→ **WHAT TO PRODUCE**
In the material below, find every line with "தகனபல" and pull it out.
****************************************
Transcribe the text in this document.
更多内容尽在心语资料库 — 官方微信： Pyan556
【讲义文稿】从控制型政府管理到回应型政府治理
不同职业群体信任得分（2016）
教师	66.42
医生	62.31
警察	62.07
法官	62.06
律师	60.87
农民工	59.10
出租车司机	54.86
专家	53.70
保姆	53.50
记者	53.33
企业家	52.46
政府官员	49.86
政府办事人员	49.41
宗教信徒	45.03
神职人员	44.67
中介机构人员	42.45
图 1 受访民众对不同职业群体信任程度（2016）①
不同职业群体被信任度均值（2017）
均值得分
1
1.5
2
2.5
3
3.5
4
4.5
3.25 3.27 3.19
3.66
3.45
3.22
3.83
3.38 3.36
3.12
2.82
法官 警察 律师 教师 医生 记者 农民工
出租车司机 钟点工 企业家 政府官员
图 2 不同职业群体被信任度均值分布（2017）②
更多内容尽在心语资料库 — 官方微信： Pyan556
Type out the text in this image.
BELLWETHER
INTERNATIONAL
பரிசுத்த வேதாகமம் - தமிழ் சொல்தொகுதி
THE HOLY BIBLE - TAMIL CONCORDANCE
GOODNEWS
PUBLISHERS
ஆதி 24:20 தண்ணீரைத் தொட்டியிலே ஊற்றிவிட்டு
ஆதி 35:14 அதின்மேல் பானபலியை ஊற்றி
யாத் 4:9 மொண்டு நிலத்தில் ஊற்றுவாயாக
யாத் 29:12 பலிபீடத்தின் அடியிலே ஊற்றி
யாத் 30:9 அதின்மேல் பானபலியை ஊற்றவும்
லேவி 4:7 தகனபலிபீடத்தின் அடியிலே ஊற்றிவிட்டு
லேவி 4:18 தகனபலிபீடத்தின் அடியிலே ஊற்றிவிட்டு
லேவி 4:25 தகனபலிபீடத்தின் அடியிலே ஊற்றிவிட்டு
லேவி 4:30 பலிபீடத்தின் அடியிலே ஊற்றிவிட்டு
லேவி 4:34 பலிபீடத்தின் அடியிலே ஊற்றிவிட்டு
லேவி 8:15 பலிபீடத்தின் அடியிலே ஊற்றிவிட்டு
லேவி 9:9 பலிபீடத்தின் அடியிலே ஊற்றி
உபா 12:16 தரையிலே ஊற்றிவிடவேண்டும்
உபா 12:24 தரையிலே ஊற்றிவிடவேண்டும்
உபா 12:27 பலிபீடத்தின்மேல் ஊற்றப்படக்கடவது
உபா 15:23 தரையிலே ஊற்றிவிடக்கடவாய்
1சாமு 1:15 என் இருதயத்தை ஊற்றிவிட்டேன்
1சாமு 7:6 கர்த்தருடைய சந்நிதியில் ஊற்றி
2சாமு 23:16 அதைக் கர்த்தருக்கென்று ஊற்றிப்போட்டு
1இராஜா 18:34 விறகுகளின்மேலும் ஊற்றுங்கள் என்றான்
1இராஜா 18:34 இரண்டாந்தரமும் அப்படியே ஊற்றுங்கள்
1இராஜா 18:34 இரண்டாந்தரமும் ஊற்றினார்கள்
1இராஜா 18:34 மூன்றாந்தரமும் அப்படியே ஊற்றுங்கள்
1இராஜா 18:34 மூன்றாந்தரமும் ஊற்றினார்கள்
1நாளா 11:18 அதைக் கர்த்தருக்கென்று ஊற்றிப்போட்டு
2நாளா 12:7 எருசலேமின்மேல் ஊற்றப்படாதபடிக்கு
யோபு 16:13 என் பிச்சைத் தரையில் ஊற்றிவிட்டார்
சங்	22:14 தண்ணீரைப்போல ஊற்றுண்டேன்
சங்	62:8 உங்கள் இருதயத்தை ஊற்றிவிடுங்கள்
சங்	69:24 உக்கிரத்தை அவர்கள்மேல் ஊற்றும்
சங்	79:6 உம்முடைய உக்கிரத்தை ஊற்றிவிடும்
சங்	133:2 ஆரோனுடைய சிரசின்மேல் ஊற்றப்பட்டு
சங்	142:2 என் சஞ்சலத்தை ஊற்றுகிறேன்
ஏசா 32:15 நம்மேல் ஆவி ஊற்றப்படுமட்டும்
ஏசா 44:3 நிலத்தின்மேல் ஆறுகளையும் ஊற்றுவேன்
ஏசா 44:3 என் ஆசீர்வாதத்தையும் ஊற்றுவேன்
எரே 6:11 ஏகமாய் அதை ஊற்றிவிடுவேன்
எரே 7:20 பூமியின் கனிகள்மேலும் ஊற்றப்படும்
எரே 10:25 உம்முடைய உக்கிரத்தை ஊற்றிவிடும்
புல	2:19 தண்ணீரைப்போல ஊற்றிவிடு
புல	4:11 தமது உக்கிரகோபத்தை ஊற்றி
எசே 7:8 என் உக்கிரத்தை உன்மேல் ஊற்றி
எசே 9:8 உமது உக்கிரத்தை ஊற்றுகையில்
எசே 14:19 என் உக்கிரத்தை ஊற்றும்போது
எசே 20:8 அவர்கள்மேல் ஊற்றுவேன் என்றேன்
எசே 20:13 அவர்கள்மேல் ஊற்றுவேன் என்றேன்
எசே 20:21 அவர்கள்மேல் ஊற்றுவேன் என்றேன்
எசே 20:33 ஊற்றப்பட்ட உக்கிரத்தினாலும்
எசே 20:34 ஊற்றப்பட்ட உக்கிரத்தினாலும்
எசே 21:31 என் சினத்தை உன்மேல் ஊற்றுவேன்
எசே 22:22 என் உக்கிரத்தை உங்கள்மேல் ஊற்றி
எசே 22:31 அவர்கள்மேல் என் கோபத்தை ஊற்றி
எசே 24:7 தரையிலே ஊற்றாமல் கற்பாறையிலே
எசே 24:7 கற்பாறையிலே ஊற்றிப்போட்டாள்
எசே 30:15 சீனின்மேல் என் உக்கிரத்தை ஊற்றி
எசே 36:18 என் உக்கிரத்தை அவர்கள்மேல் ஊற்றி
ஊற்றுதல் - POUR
****************************************
→ **RIGHT ANSWER**
லேவி 4:7 தகனபலிபீடத்தின் அடியிலே ஊற்றிவிட்டு
லேவி 4:18 தகனபலிபீடத்தின் அடியிலே ஊற்றிவிட்டு
லேவி 4:25 தகனபலிபீடத்தின் அடியிலே ஊற்றிவிட்டு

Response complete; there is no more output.